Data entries
++++++

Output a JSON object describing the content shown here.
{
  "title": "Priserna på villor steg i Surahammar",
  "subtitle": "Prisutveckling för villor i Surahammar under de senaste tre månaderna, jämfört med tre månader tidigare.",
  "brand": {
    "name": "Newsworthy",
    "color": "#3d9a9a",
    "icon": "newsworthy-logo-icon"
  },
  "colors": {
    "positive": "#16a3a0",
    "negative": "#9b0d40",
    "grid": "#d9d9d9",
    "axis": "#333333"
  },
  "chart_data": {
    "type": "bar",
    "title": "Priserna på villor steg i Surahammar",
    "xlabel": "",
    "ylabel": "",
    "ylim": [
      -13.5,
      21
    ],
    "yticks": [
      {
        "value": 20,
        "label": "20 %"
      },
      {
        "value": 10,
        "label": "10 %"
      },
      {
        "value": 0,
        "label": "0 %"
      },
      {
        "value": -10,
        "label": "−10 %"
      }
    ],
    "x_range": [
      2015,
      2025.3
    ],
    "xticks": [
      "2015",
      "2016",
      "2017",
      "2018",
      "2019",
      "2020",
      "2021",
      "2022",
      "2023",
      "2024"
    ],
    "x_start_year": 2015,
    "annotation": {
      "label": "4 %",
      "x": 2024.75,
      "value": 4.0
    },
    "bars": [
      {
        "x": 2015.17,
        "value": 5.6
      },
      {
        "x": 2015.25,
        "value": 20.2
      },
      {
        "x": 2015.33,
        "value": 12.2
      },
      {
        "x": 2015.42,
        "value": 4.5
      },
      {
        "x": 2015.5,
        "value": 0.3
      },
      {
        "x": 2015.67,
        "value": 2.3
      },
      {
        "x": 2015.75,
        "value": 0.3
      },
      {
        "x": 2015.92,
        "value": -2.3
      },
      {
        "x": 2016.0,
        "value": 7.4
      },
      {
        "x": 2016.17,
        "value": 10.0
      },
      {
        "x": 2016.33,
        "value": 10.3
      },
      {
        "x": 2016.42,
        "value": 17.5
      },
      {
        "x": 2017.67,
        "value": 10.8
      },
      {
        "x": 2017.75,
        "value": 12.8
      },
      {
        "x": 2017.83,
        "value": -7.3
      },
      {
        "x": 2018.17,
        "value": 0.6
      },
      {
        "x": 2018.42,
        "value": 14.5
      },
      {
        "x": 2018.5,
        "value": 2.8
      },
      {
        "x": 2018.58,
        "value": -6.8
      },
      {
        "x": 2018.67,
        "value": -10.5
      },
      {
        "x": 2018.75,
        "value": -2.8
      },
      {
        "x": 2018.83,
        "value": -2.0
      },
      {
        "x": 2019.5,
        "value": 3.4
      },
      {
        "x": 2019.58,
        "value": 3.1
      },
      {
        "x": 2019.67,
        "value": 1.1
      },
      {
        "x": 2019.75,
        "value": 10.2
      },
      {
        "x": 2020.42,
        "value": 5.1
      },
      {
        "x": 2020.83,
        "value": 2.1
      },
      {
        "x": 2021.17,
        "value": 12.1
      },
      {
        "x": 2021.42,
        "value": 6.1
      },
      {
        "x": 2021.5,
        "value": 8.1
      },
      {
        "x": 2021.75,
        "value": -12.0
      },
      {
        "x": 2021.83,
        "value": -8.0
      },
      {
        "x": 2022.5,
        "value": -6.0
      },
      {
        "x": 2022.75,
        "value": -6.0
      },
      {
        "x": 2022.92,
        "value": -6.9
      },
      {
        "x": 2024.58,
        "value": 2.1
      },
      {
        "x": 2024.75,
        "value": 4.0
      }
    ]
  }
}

++++++

-- DIRECTIVE --
Show every line where the string "Priserna" appears.

-- RESULT OF THE TASK --
  "title": "Priserna på villor steg i Surahammar",
    "title": "Priserna på villor steg i Surahammar",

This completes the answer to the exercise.